[Excerpt from a dataset]
********
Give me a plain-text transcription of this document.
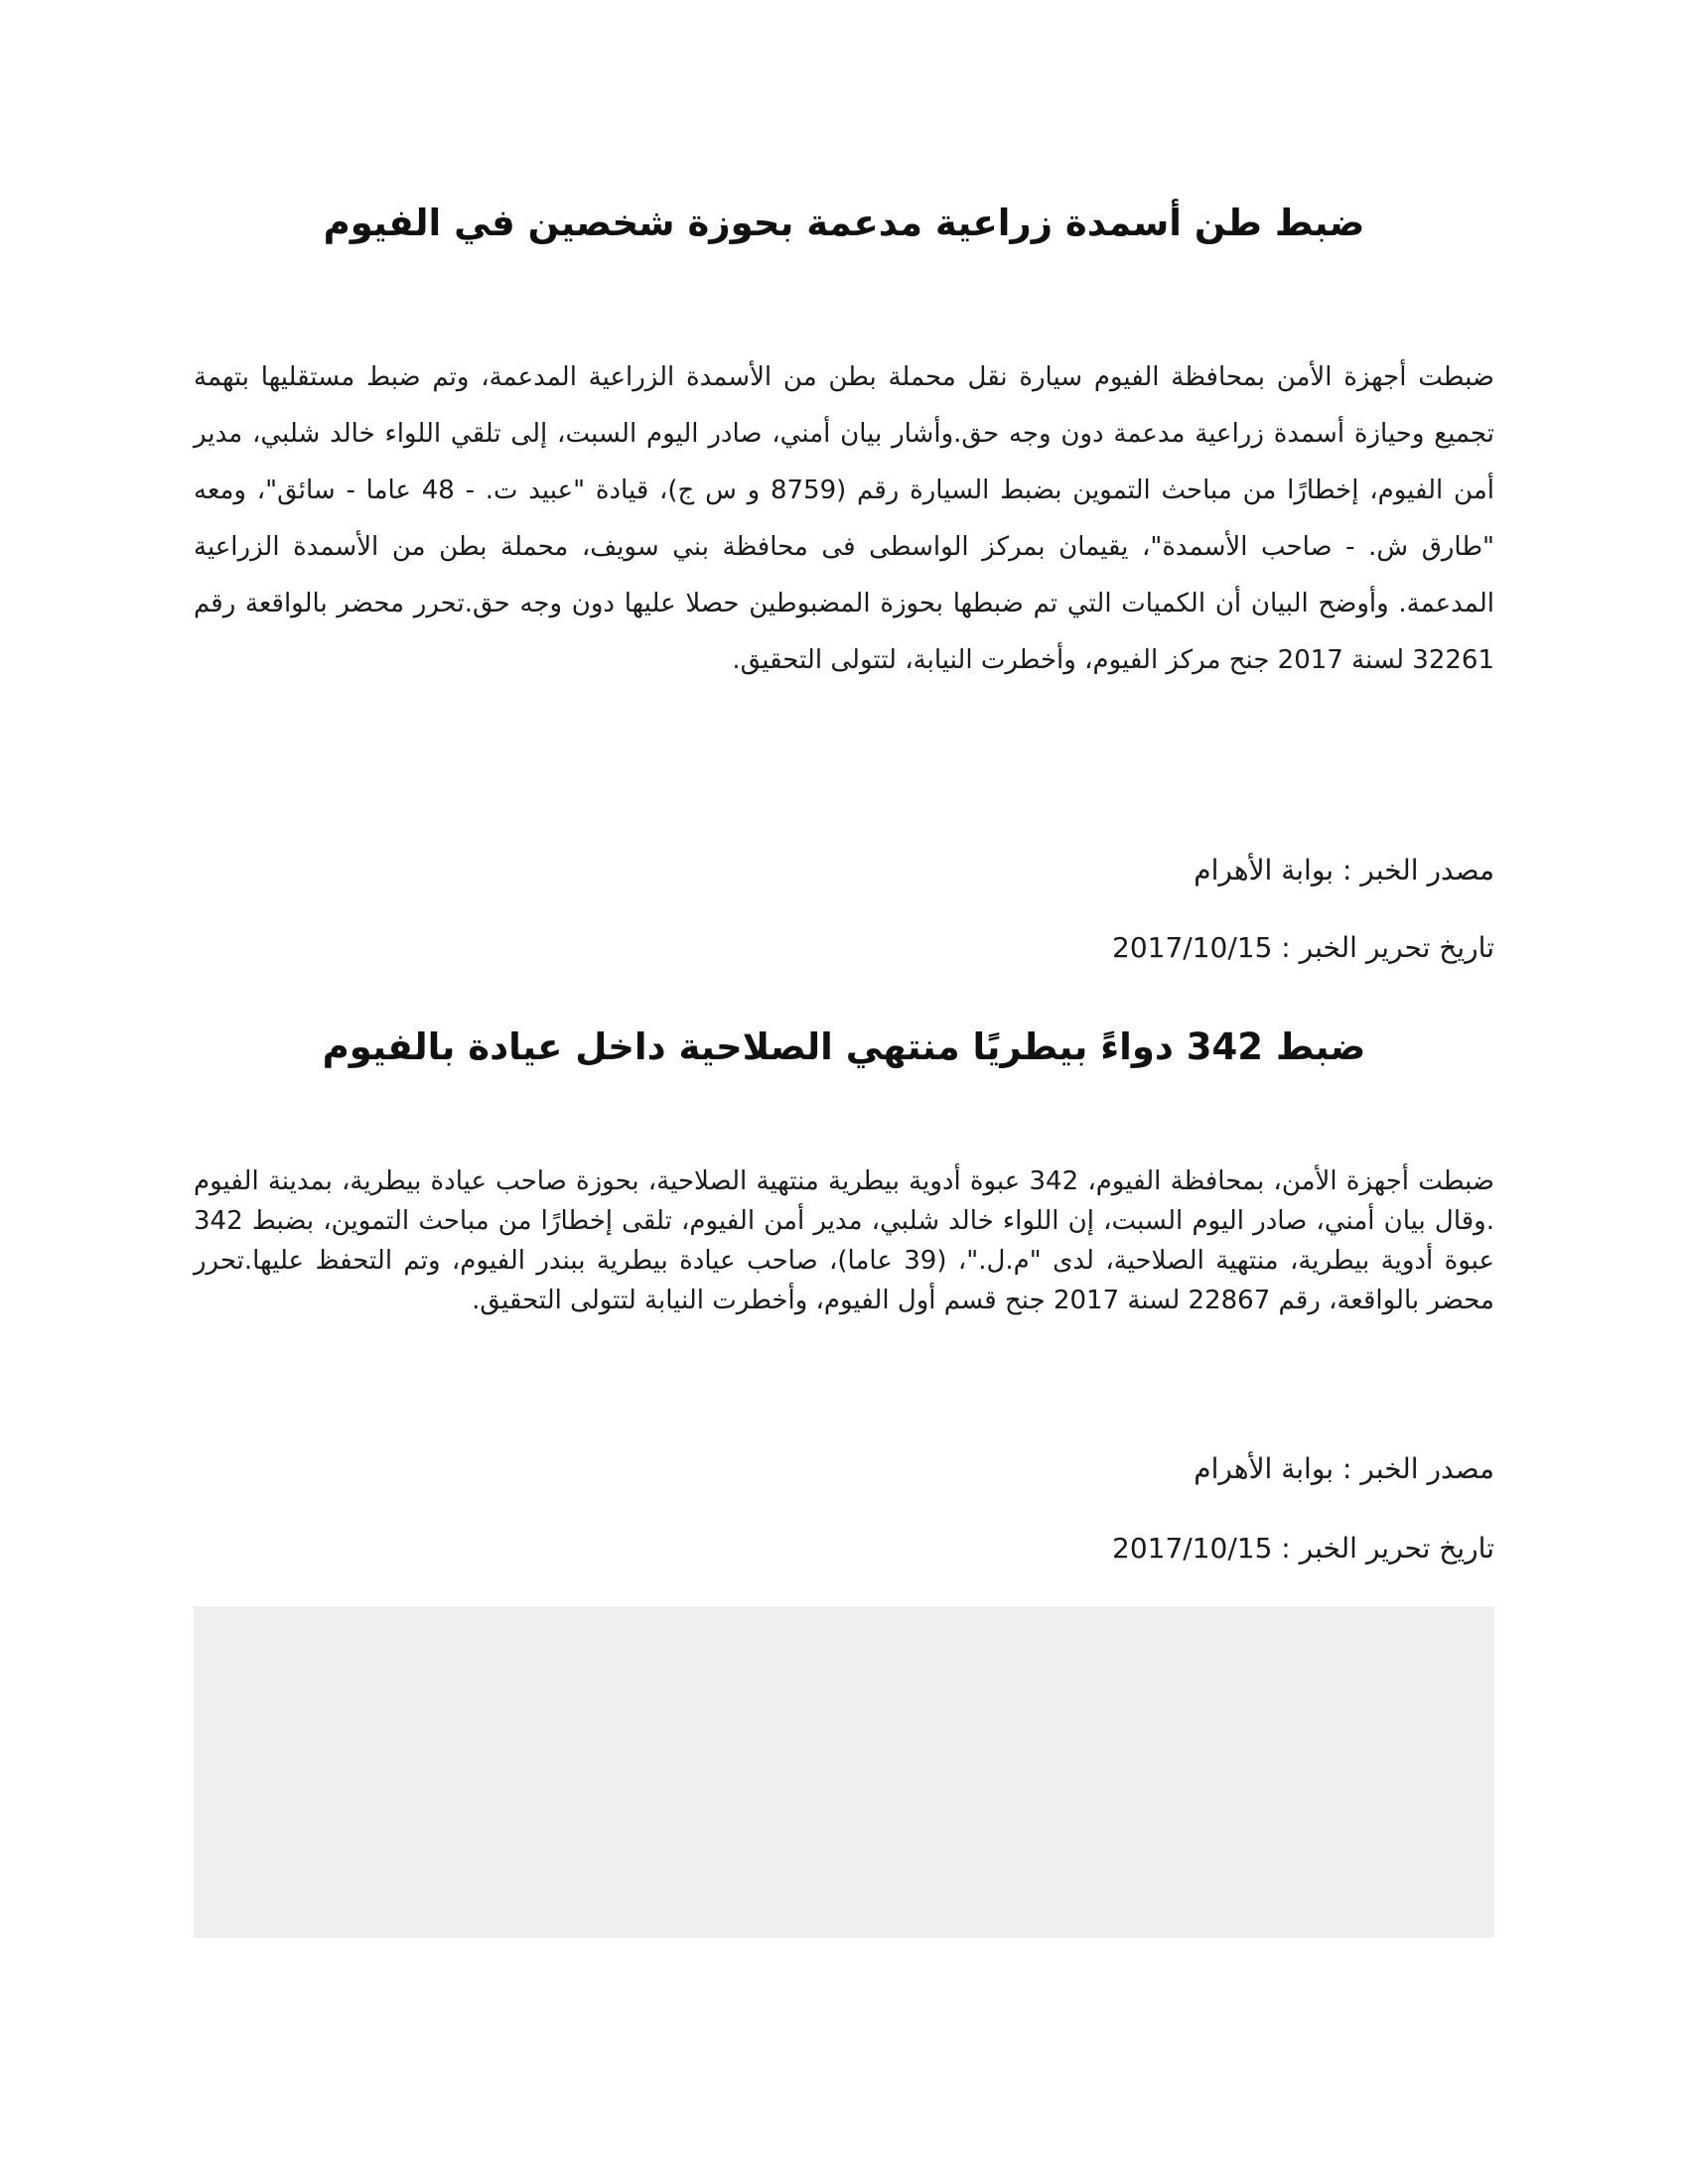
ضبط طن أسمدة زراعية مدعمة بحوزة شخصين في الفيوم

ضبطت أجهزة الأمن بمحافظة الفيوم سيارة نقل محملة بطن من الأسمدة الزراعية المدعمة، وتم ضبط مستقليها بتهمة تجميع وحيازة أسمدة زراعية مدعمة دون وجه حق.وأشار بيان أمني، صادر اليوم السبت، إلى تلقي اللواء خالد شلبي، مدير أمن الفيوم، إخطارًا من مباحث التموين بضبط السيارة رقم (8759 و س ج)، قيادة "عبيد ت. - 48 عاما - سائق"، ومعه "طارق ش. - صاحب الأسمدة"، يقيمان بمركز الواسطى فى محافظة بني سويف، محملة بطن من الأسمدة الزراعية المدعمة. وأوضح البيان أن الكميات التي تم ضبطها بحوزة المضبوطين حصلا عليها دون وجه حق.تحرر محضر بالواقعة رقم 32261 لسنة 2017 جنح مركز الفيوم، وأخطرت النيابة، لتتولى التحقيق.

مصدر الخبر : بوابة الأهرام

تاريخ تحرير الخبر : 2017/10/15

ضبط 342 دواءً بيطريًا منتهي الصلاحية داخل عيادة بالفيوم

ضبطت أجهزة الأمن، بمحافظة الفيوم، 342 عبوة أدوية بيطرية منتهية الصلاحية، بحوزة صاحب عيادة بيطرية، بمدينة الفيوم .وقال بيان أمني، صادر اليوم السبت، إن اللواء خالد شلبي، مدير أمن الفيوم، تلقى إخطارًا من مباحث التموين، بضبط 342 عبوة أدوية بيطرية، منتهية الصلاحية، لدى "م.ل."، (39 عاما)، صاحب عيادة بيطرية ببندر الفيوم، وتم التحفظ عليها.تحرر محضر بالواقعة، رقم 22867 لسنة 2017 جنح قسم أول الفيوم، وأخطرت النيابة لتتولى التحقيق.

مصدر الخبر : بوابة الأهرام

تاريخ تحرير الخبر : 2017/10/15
********
Can you retype every record above exactly, leaving out the pictures?

Give me a plain-text transcription of this document.
ضبط طن أسمدة زراعية مدعمة بحوزة شخصين في الفيوم

ضبطت أجهزة الأمن بمحافظة الفيوم سيارة نقل محملة بطن من الأسمدة الزراعية المدعمة، وتم ضبط مستقليها بتهمة تجميع وحيازة أسمدة زراعية مدعمة دون وجه حق.وأشار بيان أمني، صادر اليوم السبت، إلى تلقي اللواء خالد شلبي، مدير أمن الفيوم، إخطارًا من مباحث التموين بضبط السيارة رقم (8759 و س ج)، قيادة "عبيد ت. - 48 عاما - سائق"، ومعه "طارق ش. - صاحب الأسمدة"، يقيمان بمركز الواسطى فى محافظة بني سويف، محملة بطن من الأسمدة الزراعية المدعمة. وأوضح البيان أن الكميات التي تم ضبطها بحوزة المضبوطين حصلا عليها دون وجه حق.تحرر محضر بالواقعة رقم 32261 لسنة 2017 جنح مركز الفيوم، وأخطرت النيابة، لتتولى التحقيق.

مصدر الخبر : بوابة الأهرام

تاريخ تحرير الخبر : 2017/10/15

ضبط 342 دواءً بيطريًا منتهي الصلاحية داخل عيادة بالفيوم

ضبطت أجهزة الأمن، بمحافظة الفيوم، 342 عبوة أدوية بيطرية منتهية الصلاحية، بحوزة صاحب عيادة بيطرية، بمدينة الفيوم .وقال بيان أمني، صادر اليوم السبت، إن اللواء خالد شلبي، مدير أمن الفيوم، تلقى إخطارًا من مباحث التموين، بضبط 342 عبوة أدوية بيطرية، منتهية الصلاحية، لدى "م.ل."، (39 عاما)، صاحب عيادة بيطرية ببندر الفيوم، وتم التحفظ عليها.تحرر محضر بالواقعة، رقم 22867 لسنة 2017 جنح قسم أول الفيوم، وأخطرت النيابة لتتولى التحقيق.

مصدر الخبر : بوابة الأهرام

تاريخ تحرير الخبر : 2017/10/15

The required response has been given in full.